● Data for processing
····················

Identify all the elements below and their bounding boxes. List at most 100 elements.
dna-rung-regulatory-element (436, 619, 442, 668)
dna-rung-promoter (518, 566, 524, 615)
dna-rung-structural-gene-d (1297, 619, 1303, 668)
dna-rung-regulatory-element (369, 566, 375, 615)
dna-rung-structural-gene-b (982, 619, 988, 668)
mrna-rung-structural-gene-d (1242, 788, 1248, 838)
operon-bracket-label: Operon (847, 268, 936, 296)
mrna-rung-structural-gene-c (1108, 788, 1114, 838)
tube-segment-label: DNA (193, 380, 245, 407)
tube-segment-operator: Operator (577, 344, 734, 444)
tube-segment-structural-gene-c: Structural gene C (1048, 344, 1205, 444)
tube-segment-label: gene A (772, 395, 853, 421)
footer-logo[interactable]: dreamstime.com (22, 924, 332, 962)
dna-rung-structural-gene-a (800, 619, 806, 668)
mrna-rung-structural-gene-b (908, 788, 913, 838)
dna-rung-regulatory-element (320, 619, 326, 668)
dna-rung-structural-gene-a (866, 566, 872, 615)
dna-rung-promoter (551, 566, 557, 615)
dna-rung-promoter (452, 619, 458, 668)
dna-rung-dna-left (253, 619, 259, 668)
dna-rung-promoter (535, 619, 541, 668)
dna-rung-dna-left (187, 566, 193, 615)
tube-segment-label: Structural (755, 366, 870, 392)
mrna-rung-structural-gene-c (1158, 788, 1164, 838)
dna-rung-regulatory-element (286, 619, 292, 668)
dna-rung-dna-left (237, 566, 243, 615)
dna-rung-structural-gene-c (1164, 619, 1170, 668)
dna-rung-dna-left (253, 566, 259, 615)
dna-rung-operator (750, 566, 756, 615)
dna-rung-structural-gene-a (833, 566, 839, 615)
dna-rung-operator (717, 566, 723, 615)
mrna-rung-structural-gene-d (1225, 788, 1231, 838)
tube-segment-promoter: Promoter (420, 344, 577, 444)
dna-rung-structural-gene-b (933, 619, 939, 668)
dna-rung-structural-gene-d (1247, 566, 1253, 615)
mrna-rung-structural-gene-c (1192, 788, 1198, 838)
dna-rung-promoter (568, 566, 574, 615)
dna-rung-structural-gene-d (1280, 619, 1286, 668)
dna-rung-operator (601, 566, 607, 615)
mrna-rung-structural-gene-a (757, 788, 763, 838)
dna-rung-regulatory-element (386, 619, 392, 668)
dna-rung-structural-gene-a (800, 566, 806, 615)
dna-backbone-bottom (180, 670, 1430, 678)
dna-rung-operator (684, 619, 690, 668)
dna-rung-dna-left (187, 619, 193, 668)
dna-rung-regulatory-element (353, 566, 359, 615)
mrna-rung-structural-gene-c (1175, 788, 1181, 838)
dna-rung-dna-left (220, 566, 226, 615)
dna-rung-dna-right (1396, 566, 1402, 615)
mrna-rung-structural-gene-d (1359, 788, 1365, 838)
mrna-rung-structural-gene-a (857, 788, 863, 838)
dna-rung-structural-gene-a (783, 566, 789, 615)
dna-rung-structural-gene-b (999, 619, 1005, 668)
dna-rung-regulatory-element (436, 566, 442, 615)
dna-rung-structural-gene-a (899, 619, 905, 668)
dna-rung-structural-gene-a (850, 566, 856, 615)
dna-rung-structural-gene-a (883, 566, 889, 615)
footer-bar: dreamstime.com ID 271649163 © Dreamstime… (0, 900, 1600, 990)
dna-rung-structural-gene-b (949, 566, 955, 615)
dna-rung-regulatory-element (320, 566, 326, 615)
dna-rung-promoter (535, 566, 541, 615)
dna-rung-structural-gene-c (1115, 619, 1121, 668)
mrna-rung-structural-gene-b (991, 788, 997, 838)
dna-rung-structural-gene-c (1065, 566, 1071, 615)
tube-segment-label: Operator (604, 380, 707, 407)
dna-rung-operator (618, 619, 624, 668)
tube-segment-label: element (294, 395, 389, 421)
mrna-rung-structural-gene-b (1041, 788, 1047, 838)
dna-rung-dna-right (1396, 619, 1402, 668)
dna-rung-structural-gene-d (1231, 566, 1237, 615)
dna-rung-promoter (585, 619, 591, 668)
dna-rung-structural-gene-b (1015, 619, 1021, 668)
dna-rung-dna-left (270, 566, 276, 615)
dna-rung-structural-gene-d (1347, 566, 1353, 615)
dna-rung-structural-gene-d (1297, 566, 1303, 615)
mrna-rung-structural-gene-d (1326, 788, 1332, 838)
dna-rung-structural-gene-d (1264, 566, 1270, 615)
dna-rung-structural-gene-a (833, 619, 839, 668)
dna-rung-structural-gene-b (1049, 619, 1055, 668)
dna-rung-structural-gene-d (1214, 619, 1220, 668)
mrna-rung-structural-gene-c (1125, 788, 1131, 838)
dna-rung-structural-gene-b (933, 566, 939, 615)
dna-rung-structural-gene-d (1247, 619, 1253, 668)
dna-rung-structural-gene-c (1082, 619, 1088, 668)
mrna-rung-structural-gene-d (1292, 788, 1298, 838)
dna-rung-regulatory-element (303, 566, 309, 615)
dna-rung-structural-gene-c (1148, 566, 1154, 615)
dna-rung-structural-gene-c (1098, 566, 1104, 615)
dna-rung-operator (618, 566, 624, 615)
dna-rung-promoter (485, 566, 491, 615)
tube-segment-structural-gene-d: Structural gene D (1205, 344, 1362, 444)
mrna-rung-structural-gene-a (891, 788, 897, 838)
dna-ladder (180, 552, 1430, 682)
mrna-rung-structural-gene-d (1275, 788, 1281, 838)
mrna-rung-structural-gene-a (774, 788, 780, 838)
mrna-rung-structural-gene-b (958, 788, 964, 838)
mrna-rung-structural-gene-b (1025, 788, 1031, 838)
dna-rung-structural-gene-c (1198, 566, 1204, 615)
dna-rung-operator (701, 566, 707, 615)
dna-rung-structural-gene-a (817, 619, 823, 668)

····················

● Task directions
Print the whole listing above exactly, please.

● Exercise output
Identify all the elements below and their bounding boxes. List at most 100 elements.
dna-rung-regulatory-element (436, 619, 442, 668)
dna-rung-promoter (518, 566, 524, 615)
dna-rung-structural-gene-d (1297, 619, 1303, 668)
dna-rung-regulatory-element (369, 566, 375, 615)
dna-rung-structural-gene-b (982, 619, 988, 668)
mrna-rung-structural-gene-d (1242, 788, 1248, 838)
operon-bracket-label: Operon (847, 268, 936, 296)
mrna-rung-structural-gene-c (1108, 788, 1114, 838)
tube-segment-label: DNA (193, 380, 245, 407)
tube-segment-operator: Operator (577, 344, 734, 444)
tube-segment-structural-gene-c: Structural gene C (1048, 344, 1205, 444)
tube-segment-label: gene A (772, 395, 853, 421)
footer-logo[interactable]: dreamstime.com (22, 924, 332, 962)
dna-rung-structural-gene-a (800, 619, 806, 668)
mrna-rung-structural-gene-b (908, 788, 913, 838)
dna-rung-regulatory-element (320, 619, 326, 668)
dna-rung-structural-gene-a (866, 566, 872, 615)
dna-rung-promoter (551, 566, 557, 615)
dna-rung-promoter (452, 619, 458, 668)
dna-rung-dna-left (253, 619, 259, 668)
dna-rung-promoter (535, 619, 541, 668)
dna-rung-dna-left (187, 566, 193, 615)
tube-segment-label: Structural (755, 366, 870, 392)
mrna-rung-structural-gene-c (1158, 788, 1164, 838)
dna-rung-regulatory-element (286, 619, 292, 668)
dna-rung-dna-left (237, 566, 243, 615)
dna-rung-structural-gene-c (1164, 619, 1170, 668)
dna-rung-dna-left (253, 566, 259, 615)
dna-rung-operator (750, 566, 756, 615)
dna-rung-structural-gene-a (833, 566, 839, 615)
dna-rung-operator (717, 566, 723, 615)
mrna-rung-structural-gene-d (1225, 788, 1231, 838)
tube-segment-promoter: Promoter (420, 344, 577, 444)
dna-rung-structural-gene-b (933, 619, 939, 668)
dna-rung-structural-gene-d (1247, 566, 1253, 615)
mrna-rung-structural-gene-c (1192, 788, 1198, 838)
dna-rung-promoter (568, 566, 574, 615)
dna-rung-structural-gene-d (1280, 619, 1286, 668)
dna-rung-operator (601, 566, 607, 615)
mrna-rung-structural-gene-a (757, 788, 763, 838)
dna-rung-regulatory-element (386, 619, 392, 668)
dna-rung-structural-gene-a (800, 566, 806, 615)
dna-backbone-bottom (180, 670, 1430, 678)
dna-rung-operator (684, 619, 690, 668)
dna-rung-dna-left (187, 619, 193, 668)
dna-rung-regulatory-element (353, 566, 359, 615)
mrna-rung-structural-gene-c (1175, 788, 1181, 838)
dna-rung-dna-left (220, 566, 226, 615)
dna-rung-dna-right (1396, 566, 1402, 615)
mrna-rung-structural-gene-d (1359, 788, 1365, 838)
mrna-rung-structural-gene-a (857, 788, 863, 838)
dna-rung-structural-gene-a (783, 566, 789, 615)
dna-rung-structural-gene-b (999, 619, 1005, 668)
dna-rung-regulatory-element (436, 566, 442, 615)
dna-rung-structural-gene-a (899, 619, 905, 668)
dna-rung-structural-gene-a (850, 566, 856, 615)
dna-rung-structural-gene-a (883, 566, 889, 615)
footer-bar: dreamstime.com ID 271649163 © Dreamstime… (0, 900, 1600, 990)
dna-rung-structural-gene-b (949, 566, 955, 615)
dna-rung-regulatory-element (320, 566, 326, 615)
dna-rung-promoter (535, 566, 541, 615)
dna-rung-structural-gene-c (1115, 619, 1121, 668)
mrna-rung-structural-gene-b (991, 788, 997, 838)
dna-rung-structural-gene-c (1065, 566, 1071, 615)
tube-segment-label: Operator (604, 380, 707, 407)
dna-rung-operator (618, 619, 624, 668)
tube-segment-label: element (294, 395, 389, 421)
mrna-rung-structural-gene-b (1041, 788, 1047, 838)
dna-rung-dna-right (1396, 619, 1402, 668)
dna-rung-structural-gene-d (1231, 566, 1237, 615)
dna-rung-promoter (585, 619, 591, 668)
dna-rung-structural-gene-b (1015, 619, 1021, 668)
dna-rung-dna-left (270, 566, 276, 615)
dna-rung-structural-gene-d (1347, 566, 1353, 615)
dna-rung-structural-gene-d (1297, 566, 1303, 615)
mrna-rung-structural-gene-d (1326, 788, 1332, 838)
dna-rung-structural-gene-d (1264, 566, 1270, 615)
dna-rung-structural-gene-a (833, 619, 839, 668)
dna-rung-structural-gene-b (1049, 619, 1055, 668)
dna-rung-structural-gene-d (1214, 619, 1220, 668)
mrna-rung-structural-gene-c (1125, 788, 1131, 838)
dna-rung-structural-gene-b (933, 566, 939, 615)
dna-rung-structural-gene-d (1247, 619, 1253, 668)
dna-rung-structural-gene-c (1082, 619, 1088, 668)
mrna-rung-structural-gene-d (1292, 788, 1298, 838)
dna-rung-regulatory-element (303, 566, 309, 615)
dna-rung-structural-gene-c (1148, 566, 1154, 615)
dna-rung-structural-gene-c (1098, 566, 1104, 615)
dna-rung-operator (618, 566, 624, 615)
dna-rung-promoter (485, 566, 491, 615)
tube-segment-structural-gene-d: Structural gene D (1205, 344, 1362, 444)
mrna-rung-structural-gene-a (891, 788, 897, 838)
dna-ladder (180, 552, 1430, 682)
mrna-rung-structural-gene-d (1275, 788, 1281, 838)
mrna-rung-structural-gene-a (774, 788, 780, 838)
mrna-rung-structural-gene-b (958, 788, 964, 838)
mrna-rung-structural-gene-b (1025, 788, 1031, 838)
dna-rung-structural-gene-c (1198, 566, 1204, 615)
dna-rung-operator (701, 566, 707, 615)
dna-rung-structural-gene-a (817, 619, 823, 668)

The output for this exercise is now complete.